Exercise material:

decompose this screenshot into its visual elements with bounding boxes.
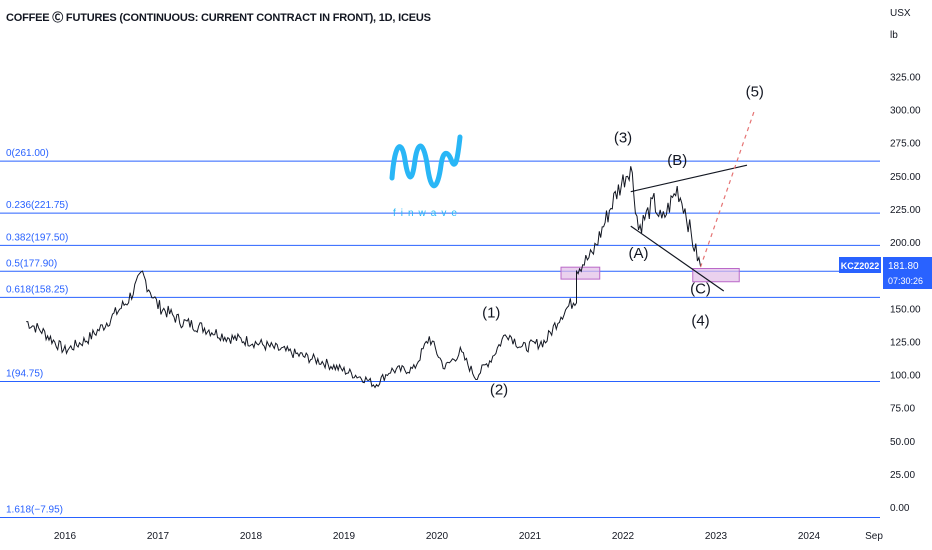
logo-text: finwave: [393, 208, 462, 219]
wave-label: (4): [691, 312, 709, 329]
symbol-tag: [839, 257, 881, 273]
finwave-logo: finwave: [389, 134, 463, 219]
wave-label: (1): [482, 305, 500, 322]
x-tick-label: 2019: [333, 531, 356, 542]
price-tag: [883, 257, 932, 289]
x-tick-label: 2024: [798, 531, 821, 542]
fib-label: 1.618(−7.95): [6, 505, 63, 516]
y-tick-label: 225.00: [890, 205, 921, 216]
fibonacci-levels: 0(261.00) 0.236(221.75) 0.382(197.50) 0.5(1…: [0, 148, 880, 519]
wave-label: (3): [614, 130, 632, 147]
x-tick-label: 2023: [705, 531, 728, 542]
unit-label: lb: [890, 30, 898, 41]
fib-label: 0.618(158.25): [6, 284, 68, 295]
chart-title: COFFEE Ⓒ FUTURES (CONTINUOUS: CURRENT CO…: [6, 12, 431, 24]
wave-label: (C): [690, 281, 711, 298]
y-tick-label: 300.00: [890, 106, 921, 117]
y-tick-label: 150.00: [890, 304, 921, 315]
y-tick-label: 0.00: [890, 503, 910, 514]
x-tick-label: 2020: [426, 531, 449, 542]
wave-label: (A): [629, 245, 649, 262]
price-axis: 325.00300.00275.00250.00225.00200.00175.…: [890, 72, 921, 514]
y-tick-label: 275.00: [890, 139, 921, 150]
wave-label: (2): [490, 381, 508, 398]
y-tick-label: 100.00: [890, 371, 921, 382]
currency-label: USX: [890, 8, 911, 19]
y-tick-label: 125.00: [890, 337, 921, 348]
x-tick-label: 2018: [240, 531, 263, 542]
x-tick-label: Sep: [865, 531, 883, 542]
time-axis: 2016 2017 2018 2019 2020 2021 2022 2023 2024 Sep: [54, 531, 883, 542]
fib-label: 1(94.75): [6, 368, 43, 379]
y-tick-label: 50.00: [890, 437, 915, 448]
support-zone: [692, 268, 740, 283]
wave-label: (B): [667, 152, 687, 169]
y-tick-label: 75.00: [890, 404, 915, 415]
wave-labels: (1) (2) (3) (A) (B) (C) (4) (5): [482, 83, 764, 398]
x-tick-label: 2022: [612, 531, 635, 542]
trendline: [630, 164, 748, 193]
support-zone: [560, 266, 601, 280]
countdown-text: 07:30:26: [888, 276, 923, 286]
symbol-text: KCZ2022: [841, 261, 880, 271]
projection-line: [699, 109, 756, 268]
x-tick-label: 2017: [147, 531, 170, 542]
y-tick-label: 25.00: [890, 470, 915, 481]
x-tick-label: 2016: [54, 531, 77, 542]
price-text: 181.80: [888, 261, 919, 272]
y-tick-label: 200.00: [890, 238, 921, 249]
wave-label: (5): [746, 83, 764, 100]
y-tick-label: 250.00: [890, 172, 921, 183]
y-tick-label: 325.00: [890, 72, 921, 83]
trendlines: [630, 109, 756, 292]
support-zones: [560, 266, 740, 283]
fib-label: 0.236(221.75): [6, 200, 68, 211]
finwave-logo-icon: [389, 134, 463, 188]
fib-label: 0.5(177.90): [6, 258, 57, 269]
x-tick-label: 2021: [519, 531, 542, 542]
price-line: [26, 166, 701, 389]
trendline: [630, 225, 725, 292]
price-badge: KCZ2022 181.80 07:30:26: [839, 257, 932, 289]
fib-label: 0(261.00): [6, 148, 49, 159]
fib-label: 0.382(197.50): [6, 232, 68, 243]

What is required: Retype the data exactly, starting with the line that contains "logo-text: finwave: [393, 208, 462, 219]" and going on through the line that contains "fibonacci-levels: 0(261.00) 0.236(221.75)", with both of those lines included.

Final result:
logo-text: finwave: [393, 208, 462, 219]
wave-label: (4): [691, 312, 709, 329]
symbol-tag: [839, 257, 881, 273]
finwave-logo: finwave: [389, 134, 463, 219]
wave-label: (1): [482, 305, 500, 322]
x-tick-label: 2019: [333, 531, 356, 542]
price-tag: [883, 257, 932, 289]
x-tick-label: 2024: [798, 531, 821, 542]
fib-label: 1.618(−7.95): [6, 505, 63, 516]
y-tick-label: 225.00: [890, 205, 921, 216]
fibonacci-levels: 0(261.00) 0.236(221.75) 0.382(197.50) 0.5(1…: [0, 148, 880, 519]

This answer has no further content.